----- Dataset records

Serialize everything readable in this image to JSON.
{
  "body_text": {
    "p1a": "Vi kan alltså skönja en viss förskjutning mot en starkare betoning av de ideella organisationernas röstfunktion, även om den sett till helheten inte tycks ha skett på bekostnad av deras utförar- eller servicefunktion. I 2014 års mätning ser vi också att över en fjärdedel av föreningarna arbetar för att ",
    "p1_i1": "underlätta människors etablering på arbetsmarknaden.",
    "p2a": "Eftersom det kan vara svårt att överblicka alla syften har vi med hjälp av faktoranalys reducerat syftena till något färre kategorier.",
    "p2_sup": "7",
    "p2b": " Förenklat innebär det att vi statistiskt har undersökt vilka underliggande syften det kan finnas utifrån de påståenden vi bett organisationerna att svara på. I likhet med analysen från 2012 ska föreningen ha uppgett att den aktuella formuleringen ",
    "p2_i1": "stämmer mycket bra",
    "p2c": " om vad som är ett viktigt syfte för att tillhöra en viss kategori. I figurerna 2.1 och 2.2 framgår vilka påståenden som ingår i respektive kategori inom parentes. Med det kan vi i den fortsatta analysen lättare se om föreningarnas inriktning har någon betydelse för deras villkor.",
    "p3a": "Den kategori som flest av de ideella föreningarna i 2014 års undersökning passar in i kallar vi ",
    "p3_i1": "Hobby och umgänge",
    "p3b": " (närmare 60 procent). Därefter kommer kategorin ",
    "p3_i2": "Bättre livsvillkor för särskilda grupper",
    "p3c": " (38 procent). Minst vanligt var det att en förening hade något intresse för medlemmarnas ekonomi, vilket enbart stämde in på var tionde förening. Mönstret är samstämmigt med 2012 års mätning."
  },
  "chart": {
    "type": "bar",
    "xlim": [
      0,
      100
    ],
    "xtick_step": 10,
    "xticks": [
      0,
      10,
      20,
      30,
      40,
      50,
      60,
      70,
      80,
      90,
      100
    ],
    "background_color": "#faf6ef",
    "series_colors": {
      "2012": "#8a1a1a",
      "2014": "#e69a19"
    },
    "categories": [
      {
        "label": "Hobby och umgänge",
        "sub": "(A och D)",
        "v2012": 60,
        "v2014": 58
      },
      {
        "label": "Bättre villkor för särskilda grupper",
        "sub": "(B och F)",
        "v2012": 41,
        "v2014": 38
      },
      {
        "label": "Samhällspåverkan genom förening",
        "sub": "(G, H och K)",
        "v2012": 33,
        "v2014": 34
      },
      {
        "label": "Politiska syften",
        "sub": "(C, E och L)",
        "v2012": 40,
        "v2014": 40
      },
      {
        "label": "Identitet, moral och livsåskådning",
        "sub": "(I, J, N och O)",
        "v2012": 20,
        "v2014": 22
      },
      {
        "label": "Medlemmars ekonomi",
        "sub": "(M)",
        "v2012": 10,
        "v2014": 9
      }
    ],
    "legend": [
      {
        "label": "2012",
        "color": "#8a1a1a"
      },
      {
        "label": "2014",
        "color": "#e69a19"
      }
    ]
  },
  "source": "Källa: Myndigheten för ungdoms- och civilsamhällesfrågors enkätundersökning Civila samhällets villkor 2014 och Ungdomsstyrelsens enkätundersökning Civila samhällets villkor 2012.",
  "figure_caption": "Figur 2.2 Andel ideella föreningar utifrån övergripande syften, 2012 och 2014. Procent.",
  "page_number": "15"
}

----------

What you are asked to do: Return all lines from the entries that contain the string "deras".

Exercise answer:
    "p1a": "Vi kan alltså skönja en viss förskjutning mot en starkare betoning av de ideella organisationernas röstfunktion, även om den sett till helheten inte tycks ha skett på bekostnad av deras utförar- eller servicefunktion. I 2014 års mätning ser vi också att över en fjärdedel av föreningarna arbetar för att ",
    "p2c": " om vad som är ett viktigt syfte för att tillhöra en viss kategori. I figurerna 2.1 och 2.2 framgår vilka påståenden som ingår i respektive kategori inom parentes. Med det kan vi i den fortsatta analysen lättare se om föreningarnas inriktning har någon betydelse för deras villkor.",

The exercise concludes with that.